* Data records *
★ ★ ★ ★ ★ ★ ★

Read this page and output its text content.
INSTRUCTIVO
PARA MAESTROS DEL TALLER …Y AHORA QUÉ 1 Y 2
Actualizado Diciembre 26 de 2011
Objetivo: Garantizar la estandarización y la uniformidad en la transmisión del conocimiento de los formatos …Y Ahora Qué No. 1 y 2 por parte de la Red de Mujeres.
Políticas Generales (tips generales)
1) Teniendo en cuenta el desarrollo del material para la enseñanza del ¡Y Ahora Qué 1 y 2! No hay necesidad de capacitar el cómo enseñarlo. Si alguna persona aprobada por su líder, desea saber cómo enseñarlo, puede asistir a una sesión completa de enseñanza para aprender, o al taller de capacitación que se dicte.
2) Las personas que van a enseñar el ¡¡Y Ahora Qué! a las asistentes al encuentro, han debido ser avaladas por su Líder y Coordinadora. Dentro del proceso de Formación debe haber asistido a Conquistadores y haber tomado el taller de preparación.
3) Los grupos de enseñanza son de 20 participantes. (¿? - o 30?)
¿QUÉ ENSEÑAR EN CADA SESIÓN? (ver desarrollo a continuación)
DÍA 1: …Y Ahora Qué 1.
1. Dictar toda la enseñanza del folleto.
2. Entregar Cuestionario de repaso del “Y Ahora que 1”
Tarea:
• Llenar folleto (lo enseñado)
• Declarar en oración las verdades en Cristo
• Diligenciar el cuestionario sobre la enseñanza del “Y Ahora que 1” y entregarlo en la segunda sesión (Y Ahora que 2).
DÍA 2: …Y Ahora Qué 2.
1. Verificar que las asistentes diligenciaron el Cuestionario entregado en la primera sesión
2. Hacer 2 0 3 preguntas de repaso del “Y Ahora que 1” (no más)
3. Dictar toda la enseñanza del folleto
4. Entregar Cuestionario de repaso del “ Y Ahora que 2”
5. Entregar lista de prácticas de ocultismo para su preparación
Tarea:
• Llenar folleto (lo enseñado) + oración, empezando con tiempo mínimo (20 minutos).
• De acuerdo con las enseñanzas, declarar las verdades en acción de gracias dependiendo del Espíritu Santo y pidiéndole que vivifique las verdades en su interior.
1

★ ★ ★ ★ ★ ★ ★

* The request *
Can you give every line above again, exactly as written?

* Solution *
Read this page and output its text content.
INSTRUCTIVO
PARA MAESTROS DEL TALLER …Y AHORA QUÉ 1 Y 2
Actualizado Diciembre 26 de 2011
Objetivo: Garantizar la estandarización y la uniformidad en la transmisión del conocimiento de los formatos …Y Ahora Qué No. 1 y 2 por parte de la Red de Mujeres.
Políticas Generales (tips generales)
1) Teniendo en cuenta el desarrollo del material para la enseñanza del ¡Y Ahora Qué 1 y 2! No hay necesidad de capacitar el cómo enseñarlo. Si alguna persona aprobada por su líder, desea saber cómo enseñarlo, puede asistir a una sesión completa de enseñanza para aprender, o al taller de capacitación que se dicte.
2) Las personas que van a enseñar el ¡¡Y Ahora Qué! a las asistentes al encuentro, han debido ser avaladas por su Líder y Coordinadora. Dentro del proceso de Formación debe haber asistido a Conquistadores y haber tomado el taller de preparación.
3) Los grupos de enseñanza son de 20 participantes. (¿? - o 30?)
¿QUÉ ENSEÑAR EN CADA SESIÓN? (ver desarrollo a continuación)
DÍA 1: …Y Ahora Qué 1.
1. Dictar toda la enseñanza del folleto.
2. Entregar Cuestionario de repaso del “Y Ahora que 1”
Tarea:
• Llenar folleto (lo enseñado)
• Declarar en oración las verdades en Cristo
• Diligenciar el cuestionario sobre la enseñanza del “Y Ahora que 1” y entregarlo en la segunda sesión (Y Ahora que 2).
DÍA 2: …Y Ahora Qué 2.
1. Verificar que las asistentes diligenciaron el Cuestionario entregado en la primera sesión
2. Hacer 2 0 3 preguntas de repaso del “Y Ahora que 1” (no más)
3. Dictar toda la enseñanza del folleto
4. Entregar Cuestionario de repaso del “ Y Ahora que 2”
5. Entregar lista de prácticas de ocultismo para su preparación
Tarea:
• Llenar folleto (lo enseñado) + oración, empezando con tiempo mínimo (20 minutos).
• De acuerdo con las enseñanzas, declarar las verdades en acción de gracias dependiendo del Espíritu Santo y pidiéndole que vivifique las verdades en su interior.
1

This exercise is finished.